### Provided passage
Sort Order of Datasets

Is there any inherent method in SAS to find the sort order of a dataset?
As Sassy says, the only way SAS knows if a data set is sorted is if it did the sorting, or if you explicitly tell it the sort order. If you haven't done either of these steps, it will have no idea if the data is in any type of order.
I like AFHood's idea of just trying to sort it. If SAS knows it is sorted that way it will just tell you and won't do it again.
NOTE: Input data set is already sorted, no sorting done
Here are some other ideas for investigating data sorting...Enjoy.
If you just want to look at it manually, you can use proc contents data=libname.data;run; and look at the output. There is an attribute called sorted. If you are using the windowing mode you can right click on the data set in the explorer and choose properties, then click the details tab and see the sortedby values.
For a programmatic testing approach, you can use an output data set from proc contents. The sorted and sortedby columns will tell you if the data set is sorted and which variable it is sorted by. Try it by running the code below.
/* In an unsorted data set, proc contents will give missing values
for the sorted and sortedby columns of its output data */
proc contents data=sashelp.class out=class_contents noprint;run;
proc print data=class_contents;
var memname name sorted sortedby;
run;
/* Now sort and observe the changes in the sorted and sortedby columns */
proc sort data=sashelp.class out=class_sorted; by name;run;
proc contents data=class_sorted out=class_sorted_contents;run;
proc print data=class_sorted_contents;
var memname name sorted sortedby;
run;`enter code here`
If the data has indeed been "sorted", yes. There is a small table concerning sort information at the bottom of the output produced by proc contents.
Datasets that have been built with data that was already in some kind of sort order may not have this information attached to them and you will need to begin to explore the data to determine its order.

### Supplied entries
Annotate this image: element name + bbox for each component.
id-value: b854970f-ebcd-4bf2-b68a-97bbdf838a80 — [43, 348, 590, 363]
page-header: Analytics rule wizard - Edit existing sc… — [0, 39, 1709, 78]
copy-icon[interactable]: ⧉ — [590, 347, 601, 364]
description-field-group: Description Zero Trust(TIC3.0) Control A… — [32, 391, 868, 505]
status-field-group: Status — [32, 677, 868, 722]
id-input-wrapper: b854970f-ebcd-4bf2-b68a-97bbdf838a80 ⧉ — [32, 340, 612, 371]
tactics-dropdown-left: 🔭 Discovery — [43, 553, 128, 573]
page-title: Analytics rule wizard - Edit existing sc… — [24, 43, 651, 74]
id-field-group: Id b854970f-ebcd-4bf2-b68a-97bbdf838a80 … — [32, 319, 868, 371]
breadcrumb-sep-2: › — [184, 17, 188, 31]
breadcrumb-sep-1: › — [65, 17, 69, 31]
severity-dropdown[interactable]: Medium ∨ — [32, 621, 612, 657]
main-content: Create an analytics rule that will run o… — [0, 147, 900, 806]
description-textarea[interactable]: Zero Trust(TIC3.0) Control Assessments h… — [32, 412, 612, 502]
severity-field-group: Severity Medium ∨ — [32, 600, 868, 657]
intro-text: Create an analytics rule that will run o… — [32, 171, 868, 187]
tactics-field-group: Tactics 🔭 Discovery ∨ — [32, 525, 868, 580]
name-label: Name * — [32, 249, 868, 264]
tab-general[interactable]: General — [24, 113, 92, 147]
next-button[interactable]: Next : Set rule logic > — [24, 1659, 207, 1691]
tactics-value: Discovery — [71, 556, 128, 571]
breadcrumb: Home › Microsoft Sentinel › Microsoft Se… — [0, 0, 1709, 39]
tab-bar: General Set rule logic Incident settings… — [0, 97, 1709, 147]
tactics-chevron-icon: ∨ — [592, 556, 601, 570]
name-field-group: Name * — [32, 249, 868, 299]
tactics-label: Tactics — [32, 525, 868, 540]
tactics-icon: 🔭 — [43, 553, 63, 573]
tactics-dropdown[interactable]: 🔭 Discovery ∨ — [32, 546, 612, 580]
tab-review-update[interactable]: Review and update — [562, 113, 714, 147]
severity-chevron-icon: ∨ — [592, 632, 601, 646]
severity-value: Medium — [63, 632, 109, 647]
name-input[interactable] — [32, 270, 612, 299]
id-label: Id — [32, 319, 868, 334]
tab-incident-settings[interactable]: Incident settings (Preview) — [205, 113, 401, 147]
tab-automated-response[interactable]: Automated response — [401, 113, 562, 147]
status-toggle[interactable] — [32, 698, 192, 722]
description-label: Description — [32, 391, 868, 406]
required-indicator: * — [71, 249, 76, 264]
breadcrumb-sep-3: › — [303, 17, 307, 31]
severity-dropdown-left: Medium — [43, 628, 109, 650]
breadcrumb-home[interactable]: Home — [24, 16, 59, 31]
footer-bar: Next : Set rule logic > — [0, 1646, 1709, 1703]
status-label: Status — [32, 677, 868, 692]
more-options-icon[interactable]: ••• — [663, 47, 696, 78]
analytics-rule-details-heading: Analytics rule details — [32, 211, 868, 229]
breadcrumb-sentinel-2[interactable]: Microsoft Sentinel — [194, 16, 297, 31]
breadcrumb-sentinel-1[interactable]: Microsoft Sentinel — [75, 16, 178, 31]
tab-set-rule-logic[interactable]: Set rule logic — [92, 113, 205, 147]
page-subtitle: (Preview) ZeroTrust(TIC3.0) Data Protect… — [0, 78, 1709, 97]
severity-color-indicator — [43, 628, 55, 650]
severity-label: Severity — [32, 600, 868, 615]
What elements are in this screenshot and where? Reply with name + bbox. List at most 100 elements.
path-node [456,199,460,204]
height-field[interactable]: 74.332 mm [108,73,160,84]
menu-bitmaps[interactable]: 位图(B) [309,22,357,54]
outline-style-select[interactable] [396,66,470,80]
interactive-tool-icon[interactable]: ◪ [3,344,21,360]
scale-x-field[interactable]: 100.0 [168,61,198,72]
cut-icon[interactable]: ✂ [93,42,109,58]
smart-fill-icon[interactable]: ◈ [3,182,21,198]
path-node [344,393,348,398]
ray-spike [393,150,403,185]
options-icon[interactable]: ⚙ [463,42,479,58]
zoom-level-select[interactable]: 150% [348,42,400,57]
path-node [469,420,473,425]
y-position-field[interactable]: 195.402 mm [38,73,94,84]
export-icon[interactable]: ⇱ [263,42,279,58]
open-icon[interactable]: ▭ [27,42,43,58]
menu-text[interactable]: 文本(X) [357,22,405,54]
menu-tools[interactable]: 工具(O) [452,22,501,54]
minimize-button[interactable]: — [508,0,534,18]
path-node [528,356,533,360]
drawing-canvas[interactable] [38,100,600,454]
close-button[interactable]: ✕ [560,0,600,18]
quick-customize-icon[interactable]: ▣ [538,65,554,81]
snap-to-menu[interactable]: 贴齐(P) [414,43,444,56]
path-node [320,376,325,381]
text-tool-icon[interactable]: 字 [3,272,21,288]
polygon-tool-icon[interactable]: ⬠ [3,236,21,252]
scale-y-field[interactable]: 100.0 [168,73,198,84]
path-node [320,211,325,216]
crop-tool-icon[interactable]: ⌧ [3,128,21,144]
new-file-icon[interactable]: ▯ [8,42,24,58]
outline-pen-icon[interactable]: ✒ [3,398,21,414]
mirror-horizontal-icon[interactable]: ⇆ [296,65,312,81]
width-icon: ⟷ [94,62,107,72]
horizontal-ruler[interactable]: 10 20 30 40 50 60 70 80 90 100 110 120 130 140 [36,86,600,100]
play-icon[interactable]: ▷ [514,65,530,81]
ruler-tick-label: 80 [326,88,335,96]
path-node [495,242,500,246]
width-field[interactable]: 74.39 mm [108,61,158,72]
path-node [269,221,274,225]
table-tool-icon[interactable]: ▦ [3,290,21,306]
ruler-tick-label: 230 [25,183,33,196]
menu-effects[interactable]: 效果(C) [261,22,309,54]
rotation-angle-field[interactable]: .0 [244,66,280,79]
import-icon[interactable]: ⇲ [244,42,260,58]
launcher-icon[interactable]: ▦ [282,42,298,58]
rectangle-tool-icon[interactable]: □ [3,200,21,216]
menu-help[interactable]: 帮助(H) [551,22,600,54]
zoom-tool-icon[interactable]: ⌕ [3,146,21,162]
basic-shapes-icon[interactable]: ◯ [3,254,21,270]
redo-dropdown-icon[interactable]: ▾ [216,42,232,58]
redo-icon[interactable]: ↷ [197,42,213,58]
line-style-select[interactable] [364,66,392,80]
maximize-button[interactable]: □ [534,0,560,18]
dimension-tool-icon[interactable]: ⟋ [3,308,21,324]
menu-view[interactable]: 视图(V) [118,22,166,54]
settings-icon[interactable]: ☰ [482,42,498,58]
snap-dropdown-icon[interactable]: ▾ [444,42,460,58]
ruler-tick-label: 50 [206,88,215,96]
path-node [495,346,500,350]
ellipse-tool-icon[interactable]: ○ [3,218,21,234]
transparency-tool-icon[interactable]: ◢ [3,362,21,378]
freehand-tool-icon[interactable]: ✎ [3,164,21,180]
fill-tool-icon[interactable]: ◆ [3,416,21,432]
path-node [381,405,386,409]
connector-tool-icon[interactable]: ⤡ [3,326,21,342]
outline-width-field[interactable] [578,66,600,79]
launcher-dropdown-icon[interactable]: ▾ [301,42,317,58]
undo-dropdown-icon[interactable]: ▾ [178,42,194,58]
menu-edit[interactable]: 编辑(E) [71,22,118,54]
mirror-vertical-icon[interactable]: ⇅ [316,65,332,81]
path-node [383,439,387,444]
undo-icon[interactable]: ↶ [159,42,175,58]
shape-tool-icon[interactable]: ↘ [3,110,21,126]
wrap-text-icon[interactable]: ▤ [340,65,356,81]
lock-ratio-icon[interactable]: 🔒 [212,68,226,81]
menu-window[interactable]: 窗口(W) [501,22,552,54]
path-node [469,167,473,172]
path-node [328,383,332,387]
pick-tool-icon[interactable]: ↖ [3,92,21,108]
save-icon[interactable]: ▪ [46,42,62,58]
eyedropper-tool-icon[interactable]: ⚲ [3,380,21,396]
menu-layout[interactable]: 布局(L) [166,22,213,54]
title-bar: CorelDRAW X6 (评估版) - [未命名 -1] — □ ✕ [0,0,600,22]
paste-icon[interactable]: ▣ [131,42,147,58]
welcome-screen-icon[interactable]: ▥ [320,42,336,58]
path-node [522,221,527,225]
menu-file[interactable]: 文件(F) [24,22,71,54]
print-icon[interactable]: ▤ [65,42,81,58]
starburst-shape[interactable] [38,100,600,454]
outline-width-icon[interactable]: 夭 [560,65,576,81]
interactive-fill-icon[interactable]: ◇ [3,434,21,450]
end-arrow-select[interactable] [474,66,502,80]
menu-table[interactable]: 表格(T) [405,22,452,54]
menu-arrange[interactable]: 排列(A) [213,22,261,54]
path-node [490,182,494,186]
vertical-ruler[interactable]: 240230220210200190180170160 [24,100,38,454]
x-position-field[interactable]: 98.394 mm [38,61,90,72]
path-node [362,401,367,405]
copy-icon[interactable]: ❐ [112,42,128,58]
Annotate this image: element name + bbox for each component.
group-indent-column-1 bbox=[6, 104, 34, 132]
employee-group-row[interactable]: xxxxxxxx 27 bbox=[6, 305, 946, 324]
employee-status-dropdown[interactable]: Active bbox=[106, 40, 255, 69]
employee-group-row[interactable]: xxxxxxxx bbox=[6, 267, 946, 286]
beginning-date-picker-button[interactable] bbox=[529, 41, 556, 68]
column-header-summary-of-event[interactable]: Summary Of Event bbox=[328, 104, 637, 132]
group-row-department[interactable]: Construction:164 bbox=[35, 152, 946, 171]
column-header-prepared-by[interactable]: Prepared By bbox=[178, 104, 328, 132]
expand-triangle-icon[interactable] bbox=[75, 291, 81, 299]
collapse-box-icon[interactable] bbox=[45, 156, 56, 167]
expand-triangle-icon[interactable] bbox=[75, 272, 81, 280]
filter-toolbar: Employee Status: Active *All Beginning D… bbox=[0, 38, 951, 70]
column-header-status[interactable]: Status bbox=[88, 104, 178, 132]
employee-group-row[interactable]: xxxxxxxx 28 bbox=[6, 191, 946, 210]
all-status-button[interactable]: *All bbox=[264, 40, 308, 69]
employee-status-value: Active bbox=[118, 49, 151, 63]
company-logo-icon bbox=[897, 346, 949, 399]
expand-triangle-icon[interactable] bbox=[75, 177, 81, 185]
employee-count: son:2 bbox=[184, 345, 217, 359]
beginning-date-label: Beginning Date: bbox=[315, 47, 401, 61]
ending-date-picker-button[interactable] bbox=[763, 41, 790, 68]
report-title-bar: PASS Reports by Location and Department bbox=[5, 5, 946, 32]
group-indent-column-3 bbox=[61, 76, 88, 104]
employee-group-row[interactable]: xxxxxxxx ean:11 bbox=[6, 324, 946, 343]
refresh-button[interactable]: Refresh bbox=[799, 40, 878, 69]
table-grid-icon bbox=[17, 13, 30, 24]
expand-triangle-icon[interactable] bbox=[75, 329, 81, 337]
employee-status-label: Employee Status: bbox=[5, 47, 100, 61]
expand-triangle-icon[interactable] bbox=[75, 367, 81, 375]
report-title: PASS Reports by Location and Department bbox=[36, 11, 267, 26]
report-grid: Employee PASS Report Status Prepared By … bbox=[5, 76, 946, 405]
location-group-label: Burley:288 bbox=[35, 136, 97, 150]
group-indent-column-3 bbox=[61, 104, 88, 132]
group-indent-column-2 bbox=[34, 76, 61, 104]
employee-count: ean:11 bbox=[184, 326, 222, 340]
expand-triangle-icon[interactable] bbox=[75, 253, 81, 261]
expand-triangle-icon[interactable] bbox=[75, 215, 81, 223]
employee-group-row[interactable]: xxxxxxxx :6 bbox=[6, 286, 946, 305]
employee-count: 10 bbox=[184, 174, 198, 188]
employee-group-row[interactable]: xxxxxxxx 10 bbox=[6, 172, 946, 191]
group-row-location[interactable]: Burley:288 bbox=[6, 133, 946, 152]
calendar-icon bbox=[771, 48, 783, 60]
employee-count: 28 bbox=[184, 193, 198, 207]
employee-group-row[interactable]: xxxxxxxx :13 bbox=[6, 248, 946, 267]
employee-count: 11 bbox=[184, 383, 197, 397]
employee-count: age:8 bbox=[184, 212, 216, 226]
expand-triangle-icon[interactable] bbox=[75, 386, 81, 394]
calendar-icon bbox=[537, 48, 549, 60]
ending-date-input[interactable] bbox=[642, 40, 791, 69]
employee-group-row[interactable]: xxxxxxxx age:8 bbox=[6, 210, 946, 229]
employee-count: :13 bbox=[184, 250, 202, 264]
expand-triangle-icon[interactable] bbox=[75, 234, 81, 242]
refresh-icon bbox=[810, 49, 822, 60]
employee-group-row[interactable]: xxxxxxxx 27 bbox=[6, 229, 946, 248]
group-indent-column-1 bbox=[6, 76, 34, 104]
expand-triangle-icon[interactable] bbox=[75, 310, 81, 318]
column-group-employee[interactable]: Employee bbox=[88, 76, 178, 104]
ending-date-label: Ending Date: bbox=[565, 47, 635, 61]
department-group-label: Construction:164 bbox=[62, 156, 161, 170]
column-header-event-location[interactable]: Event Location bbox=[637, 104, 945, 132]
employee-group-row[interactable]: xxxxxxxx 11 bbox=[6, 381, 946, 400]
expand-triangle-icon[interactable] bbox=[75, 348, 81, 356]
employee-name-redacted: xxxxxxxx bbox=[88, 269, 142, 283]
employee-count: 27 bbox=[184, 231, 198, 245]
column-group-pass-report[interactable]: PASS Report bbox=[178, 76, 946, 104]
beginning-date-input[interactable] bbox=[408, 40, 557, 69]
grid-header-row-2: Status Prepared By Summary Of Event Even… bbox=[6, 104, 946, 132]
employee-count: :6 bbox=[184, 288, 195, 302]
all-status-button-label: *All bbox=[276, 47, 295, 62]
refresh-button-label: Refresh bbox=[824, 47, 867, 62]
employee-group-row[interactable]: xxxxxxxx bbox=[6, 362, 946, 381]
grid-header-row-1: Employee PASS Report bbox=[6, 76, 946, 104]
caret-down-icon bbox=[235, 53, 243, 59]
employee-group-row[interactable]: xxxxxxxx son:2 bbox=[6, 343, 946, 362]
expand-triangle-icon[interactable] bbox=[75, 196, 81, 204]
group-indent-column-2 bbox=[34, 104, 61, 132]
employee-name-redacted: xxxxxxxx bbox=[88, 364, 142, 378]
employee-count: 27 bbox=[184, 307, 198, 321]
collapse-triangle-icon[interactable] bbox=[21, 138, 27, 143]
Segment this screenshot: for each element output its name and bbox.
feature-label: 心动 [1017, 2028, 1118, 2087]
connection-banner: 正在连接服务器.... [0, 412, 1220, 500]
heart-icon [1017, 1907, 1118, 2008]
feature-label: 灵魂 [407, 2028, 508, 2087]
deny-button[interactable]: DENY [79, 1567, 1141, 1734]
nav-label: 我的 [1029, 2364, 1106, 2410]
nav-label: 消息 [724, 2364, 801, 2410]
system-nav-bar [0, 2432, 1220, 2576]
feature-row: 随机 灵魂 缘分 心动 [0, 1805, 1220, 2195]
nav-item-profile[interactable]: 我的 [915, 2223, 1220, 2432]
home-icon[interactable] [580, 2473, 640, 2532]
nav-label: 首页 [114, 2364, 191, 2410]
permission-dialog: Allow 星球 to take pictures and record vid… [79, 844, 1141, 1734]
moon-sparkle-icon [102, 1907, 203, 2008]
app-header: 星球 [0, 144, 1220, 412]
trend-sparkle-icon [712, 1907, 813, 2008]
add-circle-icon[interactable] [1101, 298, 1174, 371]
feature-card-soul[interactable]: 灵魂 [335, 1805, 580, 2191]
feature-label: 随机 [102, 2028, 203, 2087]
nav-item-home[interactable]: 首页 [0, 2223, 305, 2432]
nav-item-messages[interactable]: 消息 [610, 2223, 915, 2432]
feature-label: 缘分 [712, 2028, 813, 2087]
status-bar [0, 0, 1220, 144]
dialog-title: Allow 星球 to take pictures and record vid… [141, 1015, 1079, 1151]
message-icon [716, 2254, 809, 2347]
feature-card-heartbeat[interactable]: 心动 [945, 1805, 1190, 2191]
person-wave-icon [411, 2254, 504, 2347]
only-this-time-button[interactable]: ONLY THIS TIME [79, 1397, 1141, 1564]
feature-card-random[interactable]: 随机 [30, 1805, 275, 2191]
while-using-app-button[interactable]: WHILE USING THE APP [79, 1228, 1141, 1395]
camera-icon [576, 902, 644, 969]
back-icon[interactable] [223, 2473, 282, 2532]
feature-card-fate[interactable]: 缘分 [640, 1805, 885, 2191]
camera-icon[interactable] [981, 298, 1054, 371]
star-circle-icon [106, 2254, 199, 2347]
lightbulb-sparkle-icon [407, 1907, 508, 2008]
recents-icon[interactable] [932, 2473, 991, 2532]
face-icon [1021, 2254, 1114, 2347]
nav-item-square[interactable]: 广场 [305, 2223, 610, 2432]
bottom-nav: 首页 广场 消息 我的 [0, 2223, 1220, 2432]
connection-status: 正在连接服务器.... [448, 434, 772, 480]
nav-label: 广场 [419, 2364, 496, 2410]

### Required tasks
1) Answer these from the SAS sort order text:
(a) What note does SAS print if you try to sort a data set that it already knows is sorted?
(b) In windowing mode, after choosing properties, which tab do you click to see the sortedby values?
(c) For an unsorted data set, what does proc contents give for the sorted and sortedby columns of its output data?
2) Go on with the text about finding the sort order of a SAS data set, starting after its last sentence.
You don't need the lines to do any of this.

### Solved problems
1)
(a) NOTE: Input data set is already sorted, no sorting done
(b) The details tab.
(c) Missing values.

2)
You can use the Attrc function.
Docs at http://support.sas.com/onlinedoc/913/getDoc/en/lrdict.hlp/a000147794.htm
It goes something like the following
data _null_;
dsid=open("work.a","i");
sortby=attrc(dsid,"SORTEDBY");
put sortby=;
rc=close(dsid);
run;
I'm assuming that the problem you are solving is trying to determine whether a dataset needs to be sorted in a programmatic manner. The best solution we've used is to simply use proc sort when in doubt.
Of course you might say, that's overhead and processing.. Well yes, but if the dataset is already sorted correctly, proc sort with know it and let your code move on with minimal processing. It has the "if sorted then move on" logic built in.
If this isn't the problem you are trying to solve, elaborate and we'll see if we can help.
If sas didn't sort the data but you think it might be sorted, you can try to process it as though it's sorted and deal with the errors that may or may not occur as a result.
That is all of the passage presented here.